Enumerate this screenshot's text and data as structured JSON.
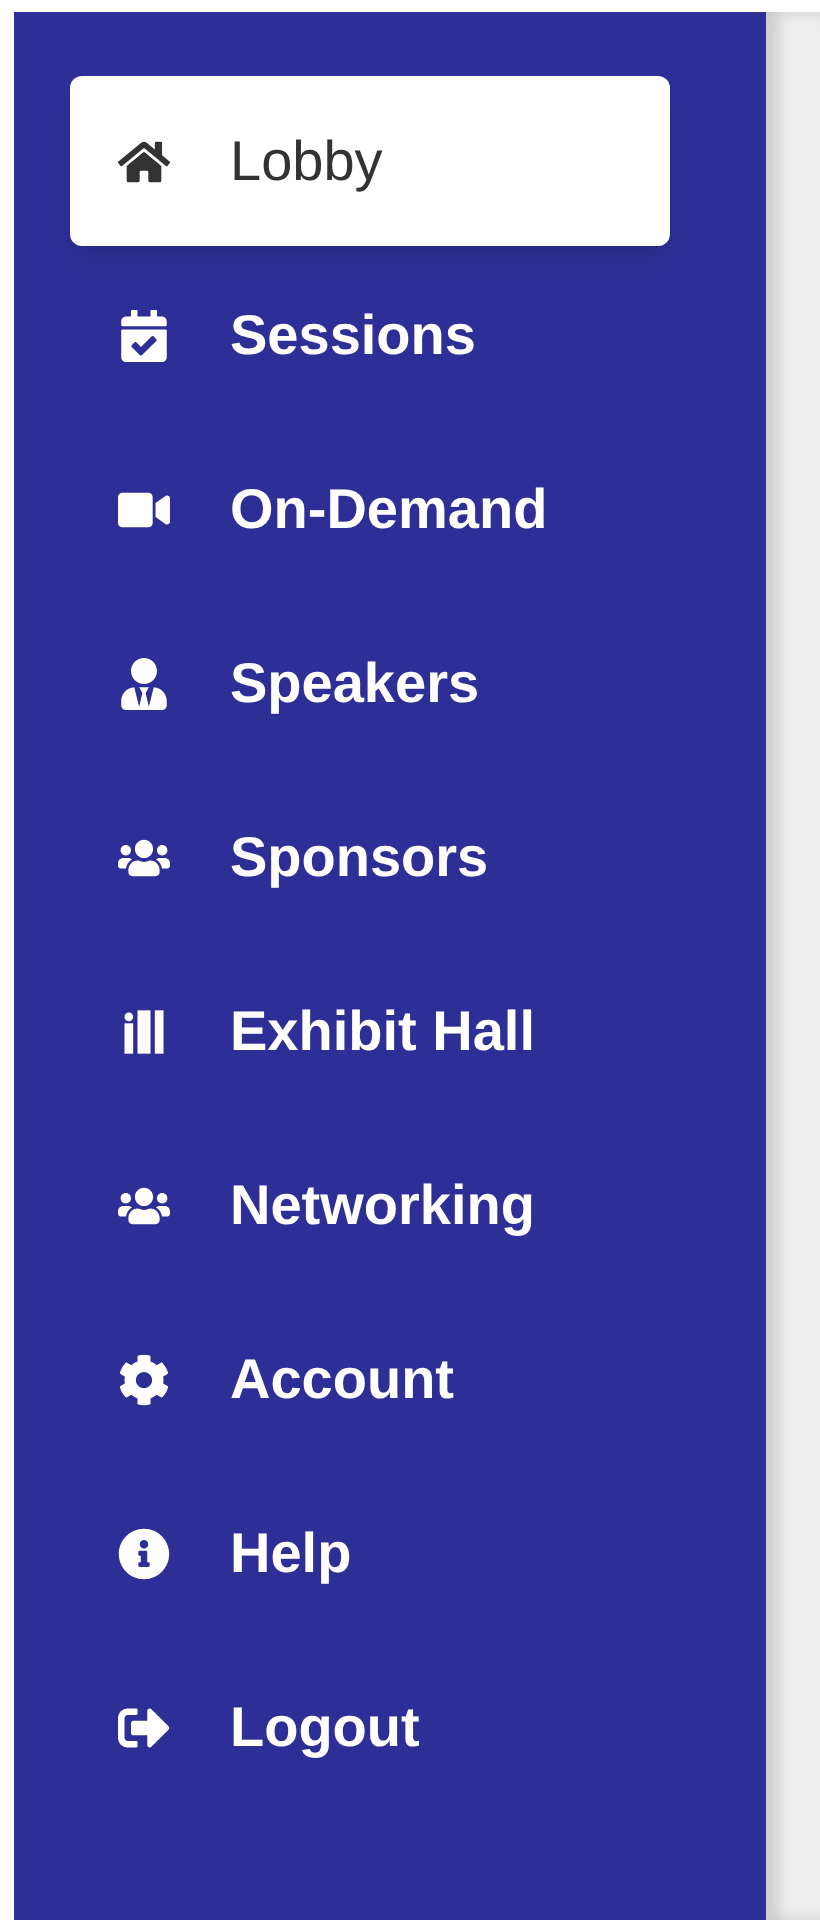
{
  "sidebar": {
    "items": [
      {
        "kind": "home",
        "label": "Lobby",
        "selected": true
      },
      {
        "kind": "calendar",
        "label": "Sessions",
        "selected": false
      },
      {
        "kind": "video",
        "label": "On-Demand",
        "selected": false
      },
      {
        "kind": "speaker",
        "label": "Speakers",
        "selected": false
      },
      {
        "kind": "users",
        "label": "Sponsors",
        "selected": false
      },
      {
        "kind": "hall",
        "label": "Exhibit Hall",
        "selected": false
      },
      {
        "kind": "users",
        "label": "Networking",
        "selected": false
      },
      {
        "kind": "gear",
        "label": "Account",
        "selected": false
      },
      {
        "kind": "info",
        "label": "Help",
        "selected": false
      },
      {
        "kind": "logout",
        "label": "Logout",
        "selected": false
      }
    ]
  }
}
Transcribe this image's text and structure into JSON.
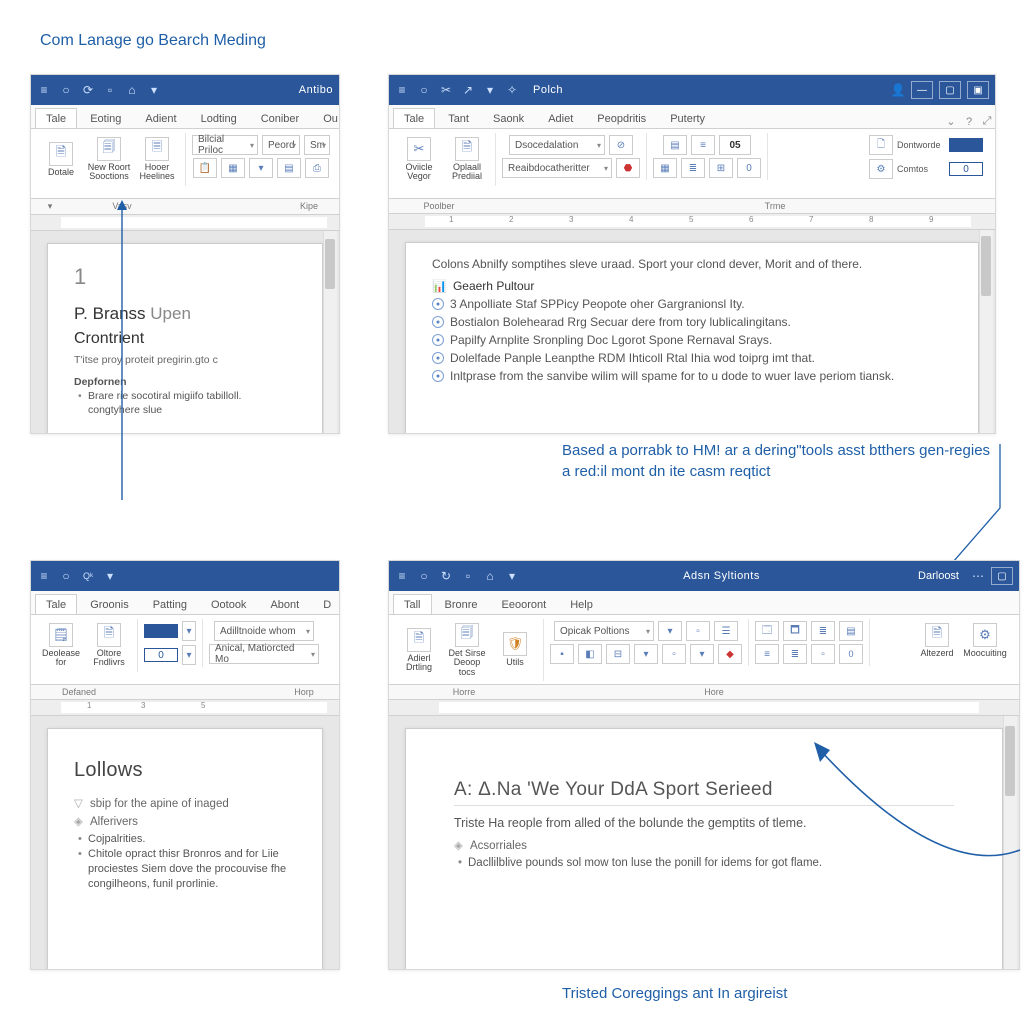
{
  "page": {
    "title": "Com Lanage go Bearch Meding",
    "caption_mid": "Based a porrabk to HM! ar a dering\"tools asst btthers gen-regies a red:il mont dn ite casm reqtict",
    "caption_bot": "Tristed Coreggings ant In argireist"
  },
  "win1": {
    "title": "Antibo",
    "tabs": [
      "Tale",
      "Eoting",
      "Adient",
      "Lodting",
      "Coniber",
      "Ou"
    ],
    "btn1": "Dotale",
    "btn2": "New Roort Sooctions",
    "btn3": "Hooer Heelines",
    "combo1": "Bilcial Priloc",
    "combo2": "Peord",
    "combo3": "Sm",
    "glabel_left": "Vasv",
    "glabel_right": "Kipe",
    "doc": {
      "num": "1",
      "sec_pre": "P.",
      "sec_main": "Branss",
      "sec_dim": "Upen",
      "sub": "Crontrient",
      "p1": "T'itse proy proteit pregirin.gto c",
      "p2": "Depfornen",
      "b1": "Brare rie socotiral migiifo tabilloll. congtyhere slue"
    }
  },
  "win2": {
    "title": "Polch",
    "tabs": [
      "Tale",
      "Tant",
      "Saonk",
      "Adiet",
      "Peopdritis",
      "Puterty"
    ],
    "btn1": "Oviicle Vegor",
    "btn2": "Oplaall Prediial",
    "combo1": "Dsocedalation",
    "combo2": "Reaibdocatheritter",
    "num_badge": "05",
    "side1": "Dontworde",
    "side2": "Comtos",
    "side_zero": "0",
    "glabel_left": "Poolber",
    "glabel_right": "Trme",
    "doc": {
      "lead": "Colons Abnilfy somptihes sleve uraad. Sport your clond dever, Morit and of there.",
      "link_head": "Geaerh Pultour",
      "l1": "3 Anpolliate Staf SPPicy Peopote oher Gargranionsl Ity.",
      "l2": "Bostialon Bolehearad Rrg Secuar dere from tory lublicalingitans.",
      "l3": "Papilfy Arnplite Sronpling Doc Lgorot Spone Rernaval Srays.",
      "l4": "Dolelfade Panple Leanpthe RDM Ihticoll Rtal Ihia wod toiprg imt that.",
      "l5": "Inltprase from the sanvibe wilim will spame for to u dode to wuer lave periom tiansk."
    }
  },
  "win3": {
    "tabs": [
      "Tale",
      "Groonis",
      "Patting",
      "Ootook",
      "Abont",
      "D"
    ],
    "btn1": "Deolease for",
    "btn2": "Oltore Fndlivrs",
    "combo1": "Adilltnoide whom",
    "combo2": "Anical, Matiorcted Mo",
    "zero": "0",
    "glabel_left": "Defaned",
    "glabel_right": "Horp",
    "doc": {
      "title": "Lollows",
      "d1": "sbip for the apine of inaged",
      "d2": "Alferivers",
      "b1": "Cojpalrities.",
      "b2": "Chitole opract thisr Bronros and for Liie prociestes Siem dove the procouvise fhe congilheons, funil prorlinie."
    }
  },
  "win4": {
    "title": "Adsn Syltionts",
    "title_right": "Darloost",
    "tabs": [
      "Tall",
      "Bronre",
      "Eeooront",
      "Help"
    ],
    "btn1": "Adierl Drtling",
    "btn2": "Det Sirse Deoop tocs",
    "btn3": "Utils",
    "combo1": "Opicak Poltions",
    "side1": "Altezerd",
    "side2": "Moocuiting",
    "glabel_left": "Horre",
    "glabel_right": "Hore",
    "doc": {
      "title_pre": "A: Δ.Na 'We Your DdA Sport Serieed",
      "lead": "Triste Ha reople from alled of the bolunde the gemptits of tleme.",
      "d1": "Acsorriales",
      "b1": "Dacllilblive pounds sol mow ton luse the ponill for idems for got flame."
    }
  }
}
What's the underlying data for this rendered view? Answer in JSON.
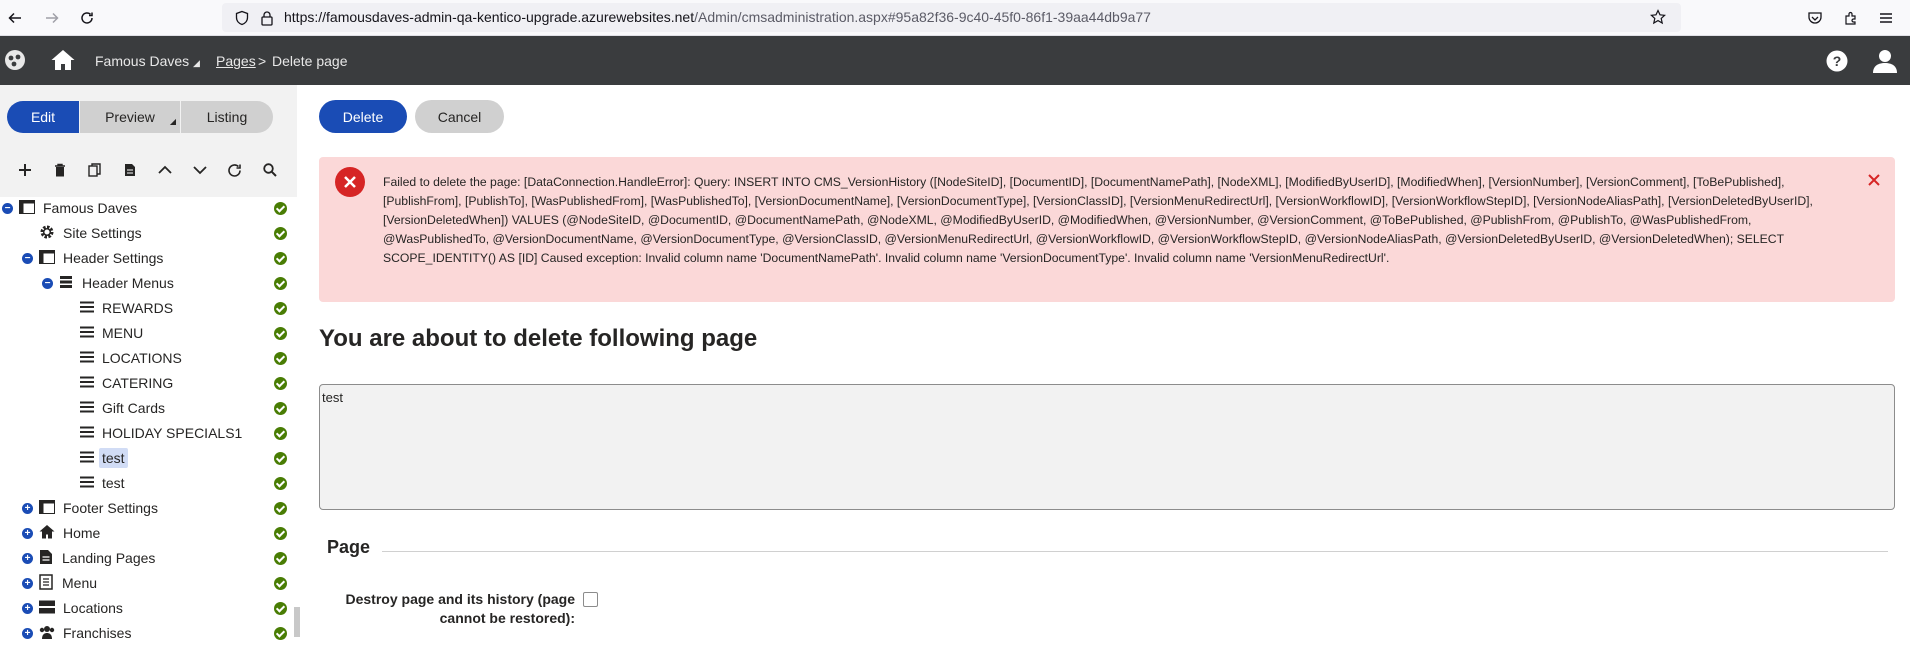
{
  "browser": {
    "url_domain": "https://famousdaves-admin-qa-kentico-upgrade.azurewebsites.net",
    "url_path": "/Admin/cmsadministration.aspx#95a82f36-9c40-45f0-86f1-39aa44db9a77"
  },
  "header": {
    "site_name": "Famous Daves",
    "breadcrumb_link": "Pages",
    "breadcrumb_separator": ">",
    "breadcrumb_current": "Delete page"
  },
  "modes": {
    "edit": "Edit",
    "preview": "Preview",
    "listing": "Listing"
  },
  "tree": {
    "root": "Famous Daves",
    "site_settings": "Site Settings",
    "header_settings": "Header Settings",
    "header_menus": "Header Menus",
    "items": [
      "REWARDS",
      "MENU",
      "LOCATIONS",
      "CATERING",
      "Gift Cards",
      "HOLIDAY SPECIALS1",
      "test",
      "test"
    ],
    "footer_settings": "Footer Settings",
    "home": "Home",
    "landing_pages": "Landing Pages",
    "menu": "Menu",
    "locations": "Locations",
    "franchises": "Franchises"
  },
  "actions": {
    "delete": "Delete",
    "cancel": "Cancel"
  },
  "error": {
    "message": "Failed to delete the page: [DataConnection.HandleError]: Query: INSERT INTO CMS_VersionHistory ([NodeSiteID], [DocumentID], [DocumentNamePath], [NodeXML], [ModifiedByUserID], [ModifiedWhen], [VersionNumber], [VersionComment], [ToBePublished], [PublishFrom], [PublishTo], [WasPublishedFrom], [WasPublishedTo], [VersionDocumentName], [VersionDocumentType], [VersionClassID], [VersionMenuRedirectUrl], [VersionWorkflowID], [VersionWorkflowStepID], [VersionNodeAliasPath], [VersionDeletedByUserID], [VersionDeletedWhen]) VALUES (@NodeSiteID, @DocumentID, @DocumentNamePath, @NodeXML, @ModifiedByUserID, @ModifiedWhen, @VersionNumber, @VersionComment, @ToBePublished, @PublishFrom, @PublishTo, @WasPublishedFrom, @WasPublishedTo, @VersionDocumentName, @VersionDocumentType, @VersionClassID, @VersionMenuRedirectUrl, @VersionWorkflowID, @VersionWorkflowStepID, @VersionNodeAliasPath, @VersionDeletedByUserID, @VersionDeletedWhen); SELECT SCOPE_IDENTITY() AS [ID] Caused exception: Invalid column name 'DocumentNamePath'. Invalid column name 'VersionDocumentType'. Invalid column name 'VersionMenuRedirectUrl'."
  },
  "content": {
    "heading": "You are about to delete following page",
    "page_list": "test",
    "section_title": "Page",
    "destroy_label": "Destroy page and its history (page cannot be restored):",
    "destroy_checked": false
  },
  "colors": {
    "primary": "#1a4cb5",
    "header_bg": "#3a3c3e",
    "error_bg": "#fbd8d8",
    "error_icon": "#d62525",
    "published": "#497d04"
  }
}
- - - - -
■ YOUR TASK ■
Transcribe every entry above exactly. Omit all pictures.

■ CORRECT RESULT ■
Enumerate this screenshot's text and data as structured JSON.
{
  "sidebar": {
    "items": [
      {
        "kind": "home",
        "label": "Lobby",
        "selected": true
      },
      {
        "kind": "calendar",
        "label": "Sessions",
        "selected": false
      },
      {
        "kind": "video",
        "label": "On-Demand",
        "selected": false
      },
      {
        "kind": "speaker",
        "label": "Speakers",
        "selected": false
      },
      {
        "kind": "users",
        "label": "Sponsors",
        "selected": false
      },
      {
        "kind": "hall",
        "label": "Exhibit Hall",
        "selected": false
      },
      {
        "kind": "users",
        "label": "Networking",
        "selected": false
      },
      {
        "kind": "gear",
        "label": "Account",
        "selected": false
      },
      {
        "kind": "info",
        "label": "Help",
        "selected": false
      },
      {
        "kind": "logout",
        "label": "Logout",
        "selected": false
      }
    ]
  }
}
Transcribe this image's text and structure into JSON.
{
  "page": {
    "title": "Com Lanage go Bearch Meding",
    "caption_mid": "Based a porrabk to HM! ar a dering\"tools asst btthers gen-regies a red:il mont dn ite casm reqtict",
    "caption_bot": "Tristed Coreggings ant In argireist"
  },
  "win1": {
    "title": "Antibo",
    "tabs": [
      "Tale",
      "Eoting",
      "Adient",
      "Lodting",
      "Coniber",
      "Ou"
    ],
    "btn1": "Dotale",
    "btn2": "New Roort Sooctions",
    "btn3": "Hooer Heelines",
    "combo1": "Bilcial Priloc",
    "combo2": "Peord",
    "combo3": "Sm",
    "glabel_left": "Vasv",
    "glabel_right": "Kipe",
    "doc": {
      "num": "1",
      "sec_pre": "P.",
      "sec_main": "Branss",
      "sec_dim": "Upen",
      "sub": "Crontrient",
      "p1": "T'itse proy proteit pregirin.gto c",
      "p2": "Depfornen",
      "b1": "Brare rie socotiral migiifo tabilloll. congtyhere slue"
    }
  },
  "win2": {
    "title": "Polch",
    "tabs": [
      "Tale",
      "Tant",
      "Saonk",
      "Adiet",
      "Peopdritis",
      "Puterty"
    ],
    "btn1": "Oviicle Vegor",
    "btn2": "Oplaall Prediial",
    "combo1": "Dsocedalation",
    "combo2": "Reaibdocatheritter",
    "num_badge": "05",
    "side1": "Dontworde",
    "side2": "Comtos",
    "side_zero": "0",
    "glabel_left": "Poolber",
    "glabel_right": "Trme",
    "doc": {
      "lead": "Colons Abnilfy somptihes sleve uraad. Sport your clond dever, Morit and of there.",
      "link_head": "Geaerh Pultour",
      "l1": "3 Anpolliate Staf SPPicy Peopote oher Gargranionsl Ity.",
      "l2": "Bostialon Bolehearad Rrg Secuar dere from tory lublicalingitans.",
      "l3": "Papilfy Arnplite Sronpling Doc Lgorot Spone Rernaval Srays.",
      "l4": "Dolelfade Panple Leanpthe RDM Ihticoll Rtal Ihia wod toiprg imt that.",
      "l5": "Inltprase from the sanvibe wilim will spame for to u dode to wuer lave periom tiansk."
    }
  },
  "win3": {
    "tabs": [
      "Tale",
      "Groonis",
      "Patting",
      "Ootook",
      "Abont",
      "D"
    ],
    "btn1": "Deolease for",
    "btn2": "Oltore Fndlivrs",
    "combo1": "Adilltnoide whom",
    "combo2": "Anical, Matiorcted Mo",
    "zero": "0",
    "glabel_left": "Defaned",
    "glabel_right": "Horp",
    "doc": {
      "title": "Lollows",
      "d1": "sbip for the apine of inaged",
      "d2": "Alferivers",
      "b1": "Cojpalrities.",
      "b2": "Chitole opract thisr Bronros and for Liie prociestes Siem dove the procouvise fhe congilheons, funil prorlinie."
    }
  },
  "win4": {
    "title": "Adsn Syltionts",
    "title_right": "Darloost",
    "tabs": [
      "Tall",
      "Bronre",
      "Eeooront",
      "Help"
    ],
    "btn1": "Adierl Drtling",
    "btn2": "Det Sirse Deoop tocs",
    "btn3": "Utils",
    "combo1": "Opicak Poltions",
    "side1": "Altezerd",
    "side2": "Moocuiting",
    "glabel_left": "Horre",
    "glabel_right": "Hore",
    "doc": {
      "title_pre": "A: Δ.Na 'We Your DdA Sport Serieed",
      "lead": "Triste Ha reople from alled of the bolunde the gemptits of tleme.",
      "d1": "Acsorriales",
      "b1": "Dacllilblive pounds sol mow ton luse the ponill for idems for got flame."
    }
  }
}
What's the underlying data for this rendered view? Answer in JSON.
{
  "browser": {
    "url_domain": "https://famousdaves-admin-qa-kentico-upgrade.azurewebsites.net",
    "url_path": "/Admin/cmsadministration.aspx#95a82f36-9c40-45f0-86f1-39aa44db9a77"
  },
  "header": {
    "site_name": "Famous Daves",
    "breadcrumb_link": "Pages",
    "breadcrumb_separator": ">",
    "breadcrumb_current": "Delete page"
  },
  "modes": {
    "edit": "Edit",
    "preview": "Preview",
    "listing": "Listing"
  },
  "tree": {
    "root": "Famous Daves",
    "site_settings": "Site Settings",
    "header_settings": "Header Settings",
    "header_menus": "Header Menus",
    "items": [
      "REWARDS",
      "MENU",
      "LOCATIONS",
      "CATERING",
      "Gift Cards",
      "HOLIDAY SPECIALS1",
      "test",
      "test"
    ],
    "footer_settings": "Footer Settings",
    "home": "Home",
    "landing_pages": "Landing Pages",
    "menu": "Menu",
    "locations": "Locations",
    "franchises": "Franchises"
  },
  "actions": {
    "delete": "Delete",
    "cancel": "Cancel"
  },
  "error": {
    "message": "Failed to delete the page: [DataConnection.HandleError]: Query: INSERT INTO CMS_VersionHistory ([NodeSiteID], [DocumentID], [DocumentNamePath], [NodeXML], [ModifiedByUserID], [ModifiedWhen], [VersionNumber], [VersionComment], [ToBePublished], [PublishFrom], [PublishTo], [WasPublishedFrom], [WasPublishedTo], [VersionDocumentName], [VersionDocumentType], [VersionClassID], [VersionMenuRedirectUrl], [VersionWorkflowID], [VersionWorkflowStepID], [VersionNodeAliasPath], [VersionDeletedByUserID], [VersionDeletedWhen]) VALUES (@NodeSiteID, @DocumentID, @DocumentNamePath, @NodeXML, @ModifiedByUserID, @ModifiedWhen, @VersionNumber, @VersionComment, @ToBePublished, @PublishFrom, @PublishTo, @WasPublishedFrom, @WasPublishedTo, @VersionDocumentName, @VersionDocumentType, @VersionClassID, @VersionMenuRedirectUrl, @VersionWorkflowID, @VersionWorkflowStepID, @VersionNodeAliasPath, @VersionDeletedByUserID, @VersionDeletedWhen); SELECT SCOPE_IDENTITY() AS [ID] Caused exception: Invalid column name 'DocumentNamePath'. Invalid column name 'VersionDocumentType'. Invalid column name 'VersionMenuRedirectUrl'."
  },
  "content": {
    "heading": "You are about to delete following page",
    "page_list": "test",
    "section_title": "Page",
    "destroy_label": "Destroy page and its history (page cannot be restored):",
    "destroy_checked": false
  },
  "colors": {
    "primary": "#1a4cb5",
    "header_bg": "#3a3c3e",
    "error_bg": "#fbd8d8",
    "error_icon": "#d62525",
    "published": "#497d04"
  }
}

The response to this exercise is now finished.